_Do this_. Copy out each line that mentions the word "ocho".

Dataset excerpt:
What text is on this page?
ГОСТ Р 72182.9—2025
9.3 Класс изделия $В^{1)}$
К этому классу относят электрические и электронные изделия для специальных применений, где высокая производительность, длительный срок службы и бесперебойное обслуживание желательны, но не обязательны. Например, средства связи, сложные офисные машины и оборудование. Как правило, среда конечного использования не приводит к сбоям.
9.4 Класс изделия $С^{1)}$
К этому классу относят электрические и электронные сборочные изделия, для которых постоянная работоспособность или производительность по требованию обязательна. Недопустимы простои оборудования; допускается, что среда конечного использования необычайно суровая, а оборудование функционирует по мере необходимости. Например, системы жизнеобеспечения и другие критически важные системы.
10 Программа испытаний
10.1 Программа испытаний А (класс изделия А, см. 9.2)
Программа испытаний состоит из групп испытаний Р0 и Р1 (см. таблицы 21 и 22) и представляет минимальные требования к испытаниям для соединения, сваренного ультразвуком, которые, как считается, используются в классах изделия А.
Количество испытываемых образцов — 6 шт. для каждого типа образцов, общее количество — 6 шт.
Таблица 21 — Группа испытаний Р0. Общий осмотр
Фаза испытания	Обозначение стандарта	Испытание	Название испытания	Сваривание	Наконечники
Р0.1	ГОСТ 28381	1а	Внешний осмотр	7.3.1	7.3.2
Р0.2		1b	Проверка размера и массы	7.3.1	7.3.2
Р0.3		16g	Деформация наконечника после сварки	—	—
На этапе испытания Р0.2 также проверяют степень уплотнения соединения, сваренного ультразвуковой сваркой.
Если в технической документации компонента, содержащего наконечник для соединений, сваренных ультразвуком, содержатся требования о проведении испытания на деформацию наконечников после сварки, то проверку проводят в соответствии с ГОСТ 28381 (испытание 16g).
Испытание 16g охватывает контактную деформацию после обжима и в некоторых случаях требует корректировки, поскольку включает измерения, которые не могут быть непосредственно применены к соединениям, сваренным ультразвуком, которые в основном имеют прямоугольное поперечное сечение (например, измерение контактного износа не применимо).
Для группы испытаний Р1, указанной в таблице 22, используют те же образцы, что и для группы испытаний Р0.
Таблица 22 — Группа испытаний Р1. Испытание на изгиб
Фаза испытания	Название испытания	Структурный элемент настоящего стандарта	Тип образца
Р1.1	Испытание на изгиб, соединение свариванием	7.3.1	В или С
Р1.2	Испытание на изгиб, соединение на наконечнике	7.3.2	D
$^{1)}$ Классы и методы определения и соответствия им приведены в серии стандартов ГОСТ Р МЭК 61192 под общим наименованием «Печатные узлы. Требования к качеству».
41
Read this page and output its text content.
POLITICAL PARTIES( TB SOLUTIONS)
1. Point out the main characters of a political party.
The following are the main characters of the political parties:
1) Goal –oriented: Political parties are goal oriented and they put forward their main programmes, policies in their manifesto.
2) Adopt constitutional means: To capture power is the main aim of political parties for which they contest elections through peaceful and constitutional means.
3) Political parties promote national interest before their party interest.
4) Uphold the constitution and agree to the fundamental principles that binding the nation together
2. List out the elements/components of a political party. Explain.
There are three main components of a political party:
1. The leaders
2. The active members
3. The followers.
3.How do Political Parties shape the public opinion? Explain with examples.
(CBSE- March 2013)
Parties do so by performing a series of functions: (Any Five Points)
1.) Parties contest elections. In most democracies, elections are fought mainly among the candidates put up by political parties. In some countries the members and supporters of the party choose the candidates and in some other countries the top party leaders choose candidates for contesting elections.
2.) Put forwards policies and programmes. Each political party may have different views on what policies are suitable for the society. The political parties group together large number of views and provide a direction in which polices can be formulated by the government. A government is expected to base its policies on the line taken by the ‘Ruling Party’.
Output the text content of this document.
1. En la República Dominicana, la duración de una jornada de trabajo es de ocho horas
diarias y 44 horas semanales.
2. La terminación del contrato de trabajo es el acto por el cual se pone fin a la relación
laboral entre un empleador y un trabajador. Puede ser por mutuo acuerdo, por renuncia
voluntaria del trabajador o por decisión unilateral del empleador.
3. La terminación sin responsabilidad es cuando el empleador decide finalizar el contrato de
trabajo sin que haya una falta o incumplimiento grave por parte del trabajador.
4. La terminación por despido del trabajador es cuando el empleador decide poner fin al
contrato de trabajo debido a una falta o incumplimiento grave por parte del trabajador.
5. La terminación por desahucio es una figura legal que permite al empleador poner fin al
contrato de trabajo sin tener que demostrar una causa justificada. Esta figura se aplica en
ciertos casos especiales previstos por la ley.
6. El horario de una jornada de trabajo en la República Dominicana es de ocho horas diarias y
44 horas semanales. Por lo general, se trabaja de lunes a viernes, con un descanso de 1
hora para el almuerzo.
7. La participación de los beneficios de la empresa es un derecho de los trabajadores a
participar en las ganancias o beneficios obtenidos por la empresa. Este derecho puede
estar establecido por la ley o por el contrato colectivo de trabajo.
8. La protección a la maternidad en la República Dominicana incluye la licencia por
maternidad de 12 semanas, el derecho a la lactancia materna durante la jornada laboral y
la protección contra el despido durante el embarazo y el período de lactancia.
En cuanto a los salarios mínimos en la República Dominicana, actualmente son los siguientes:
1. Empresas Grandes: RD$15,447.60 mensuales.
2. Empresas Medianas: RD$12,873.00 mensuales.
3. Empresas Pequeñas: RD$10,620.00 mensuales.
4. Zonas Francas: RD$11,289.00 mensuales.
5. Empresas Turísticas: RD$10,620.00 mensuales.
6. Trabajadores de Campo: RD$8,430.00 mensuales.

_Output of the task_.
1. En la República Dominicana, la duración de una jornada de trabajo es de ocho horas
6. El horario de una jornada de trabajo en la República Dominicana es de ocho horas diarias y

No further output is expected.